▶

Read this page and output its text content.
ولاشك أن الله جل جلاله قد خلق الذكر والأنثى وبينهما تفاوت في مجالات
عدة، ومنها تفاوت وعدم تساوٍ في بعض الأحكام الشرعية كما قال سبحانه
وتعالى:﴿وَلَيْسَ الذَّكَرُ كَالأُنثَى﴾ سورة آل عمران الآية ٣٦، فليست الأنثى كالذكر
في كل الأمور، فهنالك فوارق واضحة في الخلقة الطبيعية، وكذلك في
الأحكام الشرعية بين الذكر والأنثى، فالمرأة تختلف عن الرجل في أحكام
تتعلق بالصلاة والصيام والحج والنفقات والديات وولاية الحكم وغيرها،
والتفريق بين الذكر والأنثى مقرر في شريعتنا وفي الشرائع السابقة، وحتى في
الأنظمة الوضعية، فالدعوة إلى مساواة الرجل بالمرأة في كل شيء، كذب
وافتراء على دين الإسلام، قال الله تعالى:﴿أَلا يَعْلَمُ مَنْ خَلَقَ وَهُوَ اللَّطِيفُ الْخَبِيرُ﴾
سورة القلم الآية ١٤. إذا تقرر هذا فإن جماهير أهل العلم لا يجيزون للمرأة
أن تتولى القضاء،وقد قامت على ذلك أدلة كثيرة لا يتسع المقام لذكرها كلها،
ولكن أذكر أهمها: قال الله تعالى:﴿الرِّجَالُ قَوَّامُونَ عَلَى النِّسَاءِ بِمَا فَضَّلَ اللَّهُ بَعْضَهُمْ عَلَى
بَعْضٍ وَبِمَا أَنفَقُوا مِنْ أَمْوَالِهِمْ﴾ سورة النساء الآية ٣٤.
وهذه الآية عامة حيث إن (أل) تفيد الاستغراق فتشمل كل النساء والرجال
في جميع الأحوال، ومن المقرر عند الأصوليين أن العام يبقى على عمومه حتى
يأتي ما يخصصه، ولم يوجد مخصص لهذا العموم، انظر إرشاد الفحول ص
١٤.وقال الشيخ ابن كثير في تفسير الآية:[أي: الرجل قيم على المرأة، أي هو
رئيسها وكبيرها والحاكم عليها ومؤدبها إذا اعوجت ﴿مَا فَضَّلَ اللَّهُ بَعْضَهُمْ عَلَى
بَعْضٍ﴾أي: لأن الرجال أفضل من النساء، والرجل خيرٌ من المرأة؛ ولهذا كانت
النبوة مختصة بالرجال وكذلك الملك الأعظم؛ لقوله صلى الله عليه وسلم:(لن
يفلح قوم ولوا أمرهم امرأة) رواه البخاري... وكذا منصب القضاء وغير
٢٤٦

◀

• [Given instruction]: Reproduce the data in full, exactly as presented.

• [Written answer]:
Read this page and output its text content.
ولاشك أن الله جل جلاله قد خلق الذكر والأنثى وبينهما تفاوت في مجالات
عدة، ومنها تفاوت وعدم تساوٍ في بعض الأحكام الشرعية كما قال سبحانه
وتعالى:﴿وَلَيْسَ الذَّكَرُ كَالأُنثَى﴾ سورة آل عمران الآية ٣٦، فليست الأنثى كالذكر
في كل الأمور، فهنالك فوارق واضحة في الخلقة الطبيعية، وكذلك في
الأحكام الشرعية بين الذكر والأنثى، فالمرأة تختلف عن الرجل في أحكام
تتعلق بالصلاة والصيام والحج والنفقات والديات وولاية الحكم وغيرها،
والتفريق بين الذكر والأنثى مقرر في شريعتنا وفي الشرائع السابقة، وحتى في
الأنظمة الوضعية، فالدعوة إلى مساواة الرجل بالمرأة في كل شيء، كذب
وافتراء على دين الإسلام، قال الله تعالى:﴿أَلا يَعْلَمُ مَنْ خَلَقَ وَهُوَ اللَّطِيفُ الْخَبِيرُ﴾
سورة القلم الآية ١٤. إذا تقرر هذا فإن جماهير أهل العلم لا يجيزون للمرأة
أن تتولى القضاء،وقد قامت على ذلك أدلة كثيرة لا يتسع المقام لذكرها كلها،
ولكن أذكر أهمها: قال الله تعالى:﴿الرِّجَالُ قَوَّامُونَ عَلَى النِّسَاءِ بِمَا فَضَّلَ اللَّهُ بَعْضَهُمْ عَلَى
بَعْضٍ وَبِمَا أَنفَقُوا مِنْ أَمْوَالِهِمْ﴾ سورة النساء الآية ٣٤.
وهذه الآية عامة حيث إن (أل) تفيد الاستغراق فتشمل كل النساء والرجال
في جميع الأحوال، ومن المقرر عند الأصوليين أن العام يبقى على عمومه حتى
يأتي ما يخصصه، ولم يوجد مخصص لهذا العموم، انظر إرشاد الفحول ص
١٤.وقال الشيخ ابن كثير في تفسير الآية:[أي: الرجل قيم على المرأة، أي هو
رئيسها وكبيرها والحاكم عليها ومؤدبها إذا اعوجت ﴿مَا فَضَّلَ اللَّهُ بَعْضَهُمْ عَلَى
بَعْضٍ﴾أي: لأن الرجال أفضل من النساء، والرجل خيرٌ من المرأة؛ ولهذا كانت
النبوة مختصة بالرجال وكذلك الملك الأعظم؛ لقوله صلى الله عليه وسلم:(لن
يفلح قوم ولوا أمرهم امرأة) رواه البخاري... وكذا منصب القضاء وغير
٢٤٦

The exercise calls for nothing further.